STATED TASK
Determine how many lines hold "description" and give only that number.

Stored entries:
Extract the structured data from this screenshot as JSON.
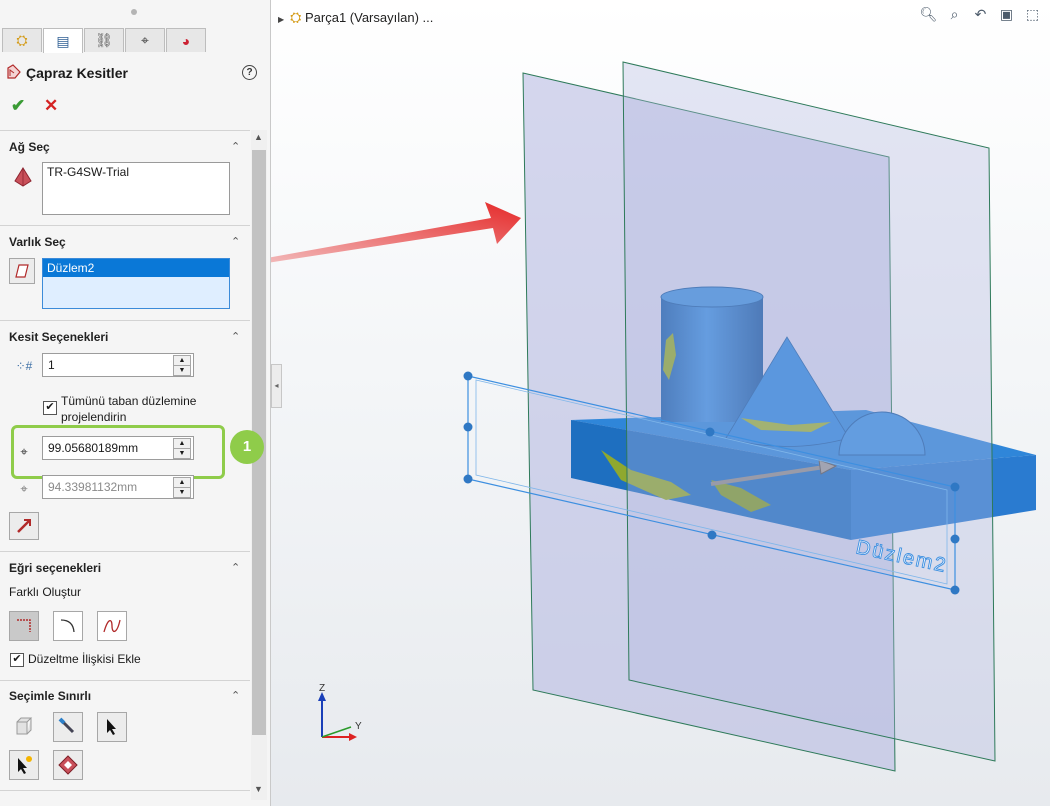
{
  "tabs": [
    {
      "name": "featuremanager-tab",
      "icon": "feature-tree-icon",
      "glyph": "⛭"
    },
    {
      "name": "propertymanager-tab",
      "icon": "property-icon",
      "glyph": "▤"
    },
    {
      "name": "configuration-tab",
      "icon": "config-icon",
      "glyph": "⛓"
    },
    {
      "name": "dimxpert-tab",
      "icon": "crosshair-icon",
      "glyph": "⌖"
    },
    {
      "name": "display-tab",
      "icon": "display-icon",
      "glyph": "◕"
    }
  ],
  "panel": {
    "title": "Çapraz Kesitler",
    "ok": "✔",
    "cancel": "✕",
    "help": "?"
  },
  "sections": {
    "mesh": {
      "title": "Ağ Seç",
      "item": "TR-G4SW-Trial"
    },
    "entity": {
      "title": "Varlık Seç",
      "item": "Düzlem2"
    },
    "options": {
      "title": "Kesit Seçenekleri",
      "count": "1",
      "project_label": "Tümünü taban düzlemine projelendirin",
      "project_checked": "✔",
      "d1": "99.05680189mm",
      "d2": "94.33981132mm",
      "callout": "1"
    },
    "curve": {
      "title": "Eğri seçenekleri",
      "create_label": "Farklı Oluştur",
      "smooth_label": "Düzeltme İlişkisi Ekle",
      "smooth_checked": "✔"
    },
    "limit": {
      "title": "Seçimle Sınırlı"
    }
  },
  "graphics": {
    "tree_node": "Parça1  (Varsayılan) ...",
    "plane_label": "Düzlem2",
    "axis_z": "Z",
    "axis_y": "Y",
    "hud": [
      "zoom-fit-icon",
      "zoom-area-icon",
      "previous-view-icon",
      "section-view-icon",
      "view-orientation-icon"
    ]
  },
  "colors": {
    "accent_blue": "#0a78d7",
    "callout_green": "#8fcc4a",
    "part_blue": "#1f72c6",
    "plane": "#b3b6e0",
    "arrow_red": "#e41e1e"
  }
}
* * *
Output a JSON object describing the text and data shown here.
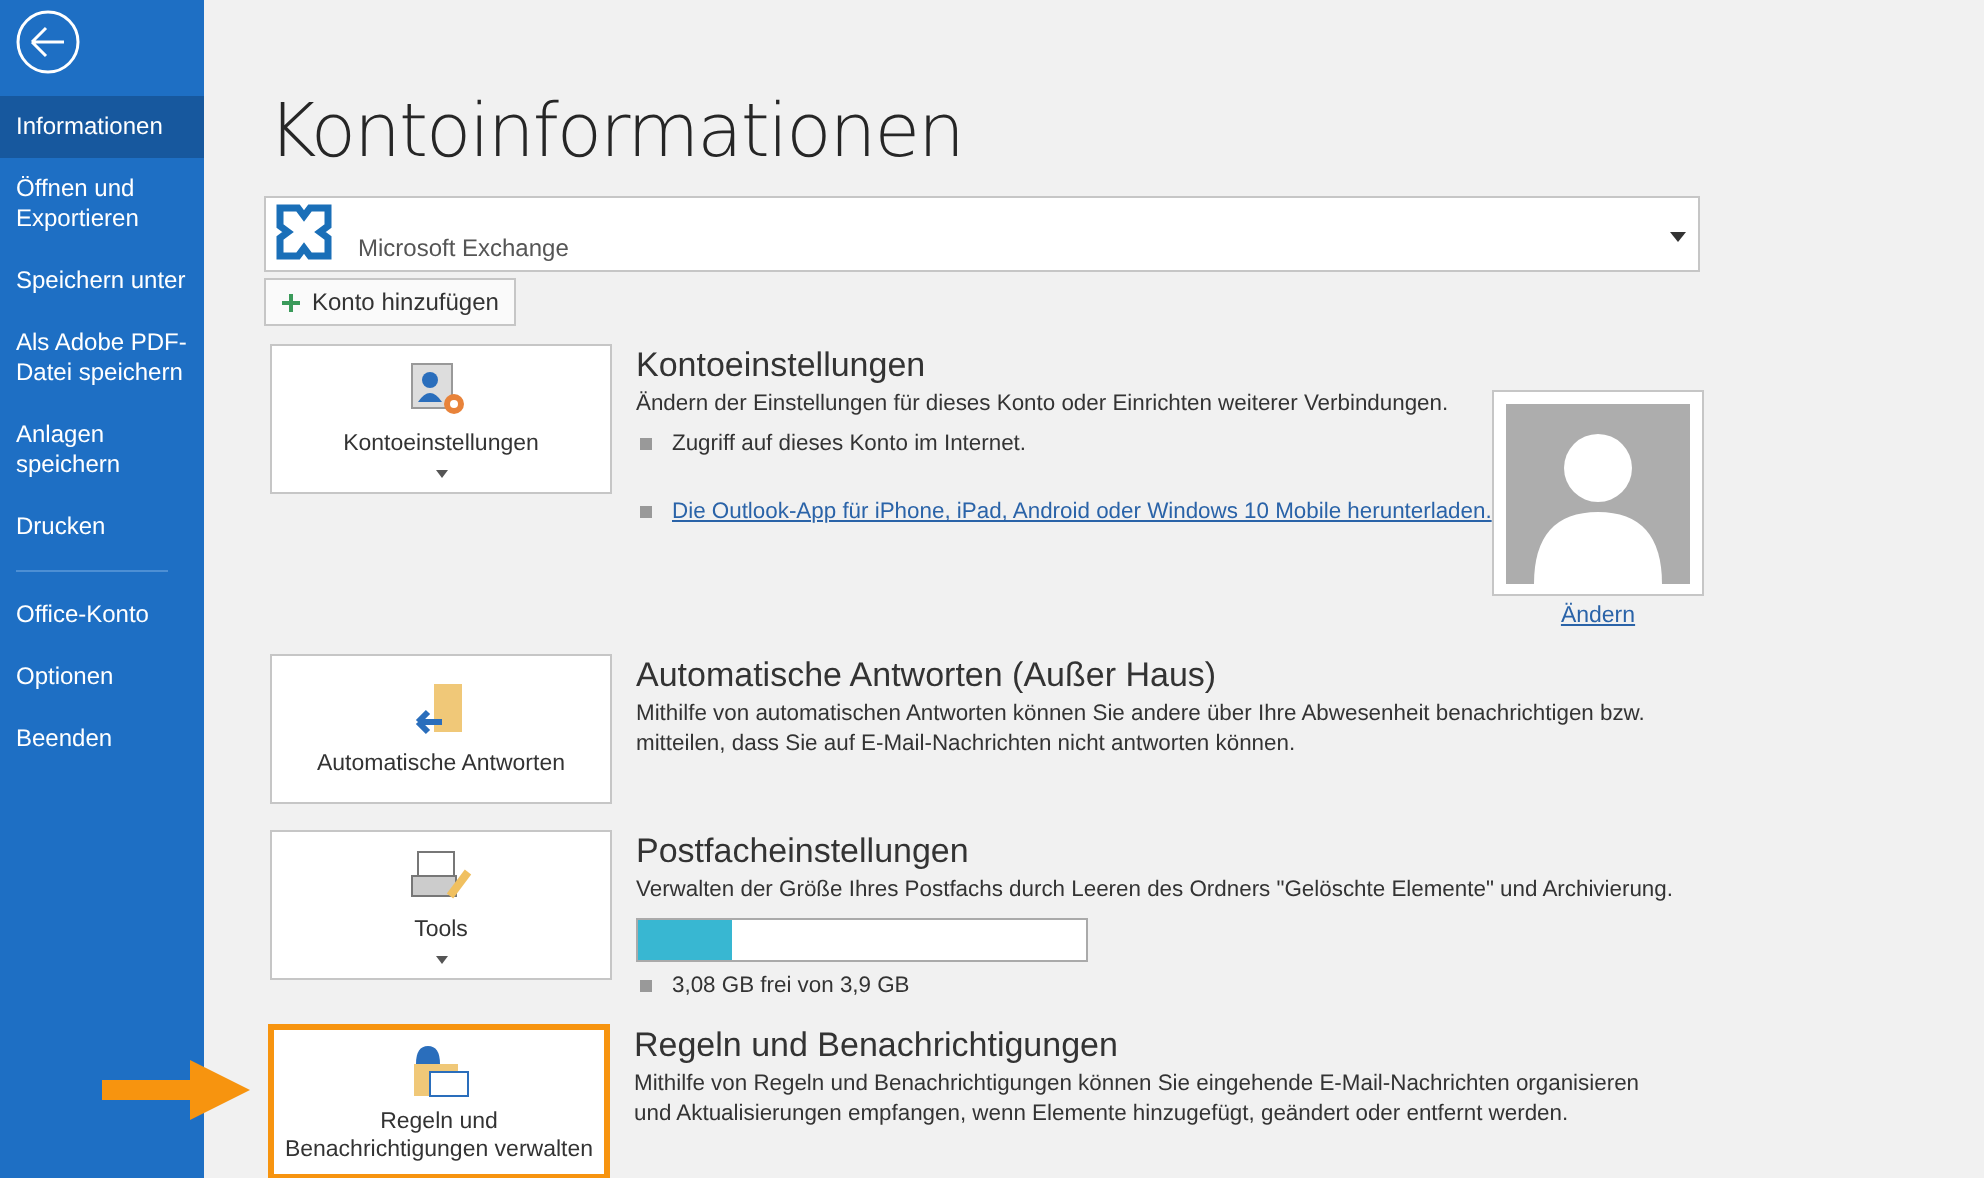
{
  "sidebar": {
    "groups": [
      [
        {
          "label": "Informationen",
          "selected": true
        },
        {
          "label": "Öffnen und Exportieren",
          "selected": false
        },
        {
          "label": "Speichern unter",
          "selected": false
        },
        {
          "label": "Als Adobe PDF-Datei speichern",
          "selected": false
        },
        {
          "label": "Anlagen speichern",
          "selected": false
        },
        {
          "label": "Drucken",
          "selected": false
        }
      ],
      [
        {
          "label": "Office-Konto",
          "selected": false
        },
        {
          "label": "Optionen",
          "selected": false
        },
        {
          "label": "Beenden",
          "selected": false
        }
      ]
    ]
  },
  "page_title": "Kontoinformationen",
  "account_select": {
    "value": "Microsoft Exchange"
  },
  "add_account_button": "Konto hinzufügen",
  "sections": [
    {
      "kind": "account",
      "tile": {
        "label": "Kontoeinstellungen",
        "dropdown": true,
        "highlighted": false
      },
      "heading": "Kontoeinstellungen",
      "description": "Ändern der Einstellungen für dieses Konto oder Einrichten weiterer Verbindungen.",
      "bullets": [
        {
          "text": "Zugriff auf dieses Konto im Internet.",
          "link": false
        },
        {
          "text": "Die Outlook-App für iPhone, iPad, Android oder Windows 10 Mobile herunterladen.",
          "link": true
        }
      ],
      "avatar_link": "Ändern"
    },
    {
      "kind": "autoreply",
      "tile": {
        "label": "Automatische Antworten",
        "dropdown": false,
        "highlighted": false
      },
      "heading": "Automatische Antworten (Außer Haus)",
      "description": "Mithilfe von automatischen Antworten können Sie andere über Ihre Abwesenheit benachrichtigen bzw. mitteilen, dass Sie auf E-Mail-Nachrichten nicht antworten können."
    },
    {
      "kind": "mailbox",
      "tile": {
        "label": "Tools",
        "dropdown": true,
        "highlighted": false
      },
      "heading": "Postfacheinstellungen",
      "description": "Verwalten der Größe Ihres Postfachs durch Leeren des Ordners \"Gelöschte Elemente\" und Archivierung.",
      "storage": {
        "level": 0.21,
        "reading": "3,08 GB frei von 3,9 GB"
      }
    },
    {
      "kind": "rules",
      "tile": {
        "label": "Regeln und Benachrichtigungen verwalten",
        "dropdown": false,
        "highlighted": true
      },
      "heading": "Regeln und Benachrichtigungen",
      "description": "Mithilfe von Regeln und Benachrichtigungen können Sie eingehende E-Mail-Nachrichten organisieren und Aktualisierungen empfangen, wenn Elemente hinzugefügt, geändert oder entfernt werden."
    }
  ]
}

EXERCISE OUTPUT
4